• [PROMPT]: Read the records and gather each line that includes "their".

• [Dataset excerpt]:
— start —

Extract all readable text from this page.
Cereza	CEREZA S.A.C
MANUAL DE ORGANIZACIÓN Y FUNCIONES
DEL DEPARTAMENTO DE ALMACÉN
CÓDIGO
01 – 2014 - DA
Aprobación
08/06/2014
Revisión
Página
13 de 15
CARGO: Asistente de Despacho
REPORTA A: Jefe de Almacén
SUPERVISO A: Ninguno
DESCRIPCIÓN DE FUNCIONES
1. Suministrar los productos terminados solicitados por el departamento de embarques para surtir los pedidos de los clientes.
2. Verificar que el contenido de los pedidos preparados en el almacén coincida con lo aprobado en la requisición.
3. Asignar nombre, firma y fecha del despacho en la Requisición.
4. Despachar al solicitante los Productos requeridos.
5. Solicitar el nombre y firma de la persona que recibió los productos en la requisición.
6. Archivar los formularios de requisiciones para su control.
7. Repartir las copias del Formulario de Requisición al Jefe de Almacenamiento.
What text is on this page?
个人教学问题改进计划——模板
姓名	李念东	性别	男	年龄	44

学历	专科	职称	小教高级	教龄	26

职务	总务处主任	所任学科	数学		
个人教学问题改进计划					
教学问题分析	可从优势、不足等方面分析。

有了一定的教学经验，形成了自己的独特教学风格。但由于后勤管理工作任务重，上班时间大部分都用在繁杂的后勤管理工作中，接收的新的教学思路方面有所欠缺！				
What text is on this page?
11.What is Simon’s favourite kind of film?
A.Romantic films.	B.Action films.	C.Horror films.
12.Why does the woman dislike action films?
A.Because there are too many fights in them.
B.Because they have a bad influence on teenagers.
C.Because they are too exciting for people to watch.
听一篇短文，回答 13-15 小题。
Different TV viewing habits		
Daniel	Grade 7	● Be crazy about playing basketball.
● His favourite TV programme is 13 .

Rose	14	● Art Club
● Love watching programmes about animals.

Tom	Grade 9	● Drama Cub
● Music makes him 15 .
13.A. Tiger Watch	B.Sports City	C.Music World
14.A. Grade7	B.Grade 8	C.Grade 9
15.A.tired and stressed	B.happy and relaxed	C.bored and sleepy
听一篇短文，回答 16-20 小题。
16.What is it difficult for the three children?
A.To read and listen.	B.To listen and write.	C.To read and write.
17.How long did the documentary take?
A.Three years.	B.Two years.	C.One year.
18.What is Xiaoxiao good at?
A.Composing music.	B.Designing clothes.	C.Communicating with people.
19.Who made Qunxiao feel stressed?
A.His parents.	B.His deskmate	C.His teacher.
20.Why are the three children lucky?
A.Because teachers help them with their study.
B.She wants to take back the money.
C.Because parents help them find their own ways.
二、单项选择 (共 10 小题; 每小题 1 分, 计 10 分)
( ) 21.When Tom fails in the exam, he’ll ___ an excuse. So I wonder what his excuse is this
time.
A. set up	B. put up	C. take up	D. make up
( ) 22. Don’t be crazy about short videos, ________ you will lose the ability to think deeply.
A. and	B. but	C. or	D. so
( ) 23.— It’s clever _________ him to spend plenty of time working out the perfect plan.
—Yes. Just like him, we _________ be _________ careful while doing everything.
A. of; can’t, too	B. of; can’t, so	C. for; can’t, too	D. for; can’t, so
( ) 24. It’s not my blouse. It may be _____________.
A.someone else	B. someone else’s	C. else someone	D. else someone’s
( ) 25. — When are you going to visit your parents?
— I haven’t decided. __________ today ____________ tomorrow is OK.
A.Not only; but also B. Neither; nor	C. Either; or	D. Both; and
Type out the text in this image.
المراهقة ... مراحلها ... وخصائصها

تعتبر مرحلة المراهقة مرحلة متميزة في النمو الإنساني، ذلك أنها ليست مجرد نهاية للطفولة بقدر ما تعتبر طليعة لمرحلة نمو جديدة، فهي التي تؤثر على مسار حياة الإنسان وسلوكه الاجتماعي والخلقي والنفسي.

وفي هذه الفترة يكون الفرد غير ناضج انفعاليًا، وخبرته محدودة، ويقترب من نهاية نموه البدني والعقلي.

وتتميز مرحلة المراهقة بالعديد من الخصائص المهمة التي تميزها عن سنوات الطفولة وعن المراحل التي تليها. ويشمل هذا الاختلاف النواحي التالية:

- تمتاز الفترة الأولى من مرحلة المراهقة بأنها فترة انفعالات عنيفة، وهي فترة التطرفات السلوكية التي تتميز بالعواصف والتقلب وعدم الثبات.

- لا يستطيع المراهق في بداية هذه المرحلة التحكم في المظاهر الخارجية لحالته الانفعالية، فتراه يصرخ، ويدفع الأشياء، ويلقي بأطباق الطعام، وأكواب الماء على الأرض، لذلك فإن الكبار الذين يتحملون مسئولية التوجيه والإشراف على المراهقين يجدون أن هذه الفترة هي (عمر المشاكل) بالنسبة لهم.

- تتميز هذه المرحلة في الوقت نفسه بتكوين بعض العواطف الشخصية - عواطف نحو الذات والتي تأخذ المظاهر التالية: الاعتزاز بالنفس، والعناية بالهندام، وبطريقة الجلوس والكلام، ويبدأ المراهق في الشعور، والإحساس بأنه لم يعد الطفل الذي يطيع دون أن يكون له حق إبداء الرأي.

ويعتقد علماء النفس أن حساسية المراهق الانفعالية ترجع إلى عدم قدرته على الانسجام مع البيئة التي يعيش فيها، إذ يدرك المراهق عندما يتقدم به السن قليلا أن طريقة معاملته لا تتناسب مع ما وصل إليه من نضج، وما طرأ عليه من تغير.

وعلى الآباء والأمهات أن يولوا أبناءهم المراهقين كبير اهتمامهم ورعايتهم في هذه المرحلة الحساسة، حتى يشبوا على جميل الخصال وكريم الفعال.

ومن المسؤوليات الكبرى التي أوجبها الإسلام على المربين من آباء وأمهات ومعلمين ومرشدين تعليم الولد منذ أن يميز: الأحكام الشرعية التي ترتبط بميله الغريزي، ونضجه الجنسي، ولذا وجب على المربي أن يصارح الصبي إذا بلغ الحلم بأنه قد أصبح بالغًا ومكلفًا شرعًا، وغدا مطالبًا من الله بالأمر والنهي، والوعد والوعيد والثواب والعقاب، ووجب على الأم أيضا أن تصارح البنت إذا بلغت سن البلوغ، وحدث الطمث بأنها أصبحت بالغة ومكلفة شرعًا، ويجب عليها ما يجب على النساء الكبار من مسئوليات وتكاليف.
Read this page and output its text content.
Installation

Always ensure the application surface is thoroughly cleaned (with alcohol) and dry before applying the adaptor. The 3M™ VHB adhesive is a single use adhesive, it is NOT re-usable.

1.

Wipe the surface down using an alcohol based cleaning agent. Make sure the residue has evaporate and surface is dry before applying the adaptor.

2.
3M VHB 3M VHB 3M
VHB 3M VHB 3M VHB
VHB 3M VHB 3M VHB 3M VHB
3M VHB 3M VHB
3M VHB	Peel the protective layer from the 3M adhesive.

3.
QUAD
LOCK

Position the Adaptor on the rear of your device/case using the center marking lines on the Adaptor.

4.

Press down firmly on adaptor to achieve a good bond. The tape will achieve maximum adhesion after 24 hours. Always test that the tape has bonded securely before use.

— end —

• [RESPONSE BELOW]:
A.Because teachers help them with their study.
C.Because parents help them find their own ways.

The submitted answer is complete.